# [Exercise]
Work through the records below and tally every line containing "aller". Reply with the total alone.

[Extracts from a graphics dataset]
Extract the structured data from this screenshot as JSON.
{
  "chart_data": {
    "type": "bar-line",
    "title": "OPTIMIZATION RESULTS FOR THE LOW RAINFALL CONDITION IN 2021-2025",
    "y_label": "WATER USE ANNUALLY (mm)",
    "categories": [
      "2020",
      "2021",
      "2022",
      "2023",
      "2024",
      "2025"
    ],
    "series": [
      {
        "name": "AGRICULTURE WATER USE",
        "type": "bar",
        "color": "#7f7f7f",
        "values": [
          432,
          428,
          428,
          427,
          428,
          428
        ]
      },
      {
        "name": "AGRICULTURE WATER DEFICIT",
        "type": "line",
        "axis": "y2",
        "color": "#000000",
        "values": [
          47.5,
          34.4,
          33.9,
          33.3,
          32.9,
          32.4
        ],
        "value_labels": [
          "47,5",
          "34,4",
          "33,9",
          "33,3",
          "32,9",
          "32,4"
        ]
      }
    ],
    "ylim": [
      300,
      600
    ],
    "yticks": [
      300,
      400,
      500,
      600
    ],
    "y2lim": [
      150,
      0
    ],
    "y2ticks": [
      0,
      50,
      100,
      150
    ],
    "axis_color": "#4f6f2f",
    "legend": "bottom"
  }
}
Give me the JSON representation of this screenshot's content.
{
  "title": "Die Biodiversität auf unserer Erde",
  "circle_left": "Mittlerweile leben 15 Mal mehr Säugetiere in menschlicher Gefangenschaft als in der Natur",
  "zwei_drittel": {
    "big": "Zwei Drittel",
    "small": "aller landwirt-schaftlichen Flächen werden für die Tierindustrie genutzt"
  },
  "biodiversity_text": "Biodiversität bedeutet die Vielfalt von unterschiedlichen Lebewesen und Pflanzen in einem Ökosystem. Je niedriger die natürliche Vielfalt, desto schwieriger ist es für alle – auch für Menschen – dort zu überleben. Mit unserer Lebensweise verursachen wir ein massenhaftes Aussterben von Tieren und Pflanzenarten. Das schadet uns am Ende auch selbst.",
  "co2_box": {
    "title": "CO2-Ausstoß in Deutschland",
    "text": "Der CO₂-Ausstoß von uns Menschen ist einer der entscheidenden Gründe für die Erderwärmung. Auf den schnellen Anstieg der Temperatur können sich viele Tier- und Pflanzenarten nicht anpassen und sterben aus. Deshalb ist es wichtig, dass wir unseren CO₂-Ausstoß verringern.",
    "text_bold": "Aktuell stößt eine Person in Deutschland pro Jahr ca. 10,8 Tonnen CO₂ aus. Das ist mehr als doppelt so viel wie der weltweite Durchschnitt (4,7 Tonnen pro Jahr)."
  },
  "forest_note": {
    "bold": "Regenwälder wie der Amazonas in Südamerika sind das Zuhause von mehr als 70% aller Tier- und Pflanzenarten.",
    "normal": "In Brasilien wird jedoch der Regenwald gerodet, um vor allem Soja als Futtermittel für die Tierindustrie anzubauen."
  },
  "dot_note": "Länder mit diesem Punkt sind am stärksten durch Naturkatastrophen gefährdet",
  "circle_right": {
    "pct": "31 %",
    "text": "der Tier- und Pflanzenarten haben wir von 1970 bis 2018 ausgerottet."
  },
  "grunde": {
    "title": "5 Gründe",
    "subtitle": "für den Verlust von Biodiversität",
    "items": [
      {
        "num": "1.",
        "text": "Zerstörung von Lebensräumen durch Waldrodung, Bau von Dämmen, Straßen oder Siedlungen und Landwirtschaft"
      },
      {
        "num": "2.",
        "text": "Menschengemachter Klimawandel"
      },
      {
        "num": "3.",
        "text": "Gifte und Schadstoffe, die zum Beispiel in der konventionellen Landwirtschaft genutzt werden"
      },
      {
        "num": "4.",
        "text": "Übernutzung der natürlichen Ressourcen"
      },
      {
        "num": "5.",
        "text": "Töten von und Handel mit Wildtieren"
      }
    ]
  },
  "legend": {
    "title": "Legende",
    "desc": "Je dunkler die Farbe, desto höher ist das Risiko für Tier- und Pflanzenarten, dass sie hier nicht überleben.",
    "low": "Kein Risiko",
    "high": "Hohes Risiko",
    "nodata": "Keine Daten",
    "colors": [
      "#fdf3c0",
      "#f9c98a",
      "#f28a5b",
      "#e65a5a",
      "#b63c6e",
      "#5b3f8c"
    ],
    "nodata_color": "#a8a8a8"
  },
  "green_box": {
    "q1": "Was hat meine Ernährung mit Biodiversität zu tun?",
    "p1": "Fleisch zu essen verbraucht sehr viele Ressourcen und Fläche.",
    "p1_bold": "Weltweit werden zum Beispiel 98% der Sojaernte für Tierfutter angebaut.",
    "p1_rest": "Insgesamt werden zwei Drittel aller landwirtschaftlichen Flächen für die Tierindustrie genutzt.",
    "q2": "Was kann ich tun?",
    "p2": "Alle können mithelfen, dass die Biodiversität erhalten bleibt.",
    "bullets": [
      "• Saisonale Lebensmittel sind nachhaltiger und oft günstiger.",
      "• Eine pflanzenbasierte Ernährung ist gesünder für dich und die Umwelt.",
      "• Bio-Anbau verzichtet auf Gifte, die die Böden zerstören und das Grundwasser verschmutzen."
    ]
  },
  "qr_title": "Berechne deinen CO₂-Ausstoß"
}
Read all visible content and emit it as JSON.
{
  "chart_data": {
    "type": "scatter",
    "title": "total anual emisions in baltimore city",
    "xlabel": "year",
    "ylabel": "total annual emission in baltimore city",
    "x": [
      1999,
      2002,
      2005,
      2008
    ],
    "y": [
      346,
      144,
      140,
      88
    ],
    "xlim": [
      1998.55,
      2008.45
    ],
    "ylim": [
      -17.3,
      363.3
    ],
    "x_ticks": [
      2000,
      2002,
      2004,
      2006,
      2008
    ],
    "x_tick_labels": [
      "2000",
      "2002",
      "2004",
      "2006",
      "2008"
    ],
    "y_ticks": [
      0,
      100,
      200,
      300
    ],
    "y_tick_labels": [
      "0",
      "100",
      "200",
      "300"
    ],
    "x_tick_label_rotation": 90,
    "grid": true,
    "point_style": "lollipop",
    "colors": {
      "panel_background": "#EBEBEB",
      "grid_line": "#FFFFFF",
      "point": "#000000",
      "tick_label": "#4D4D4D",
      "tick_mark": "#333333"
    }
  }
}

# [Problem solution]
3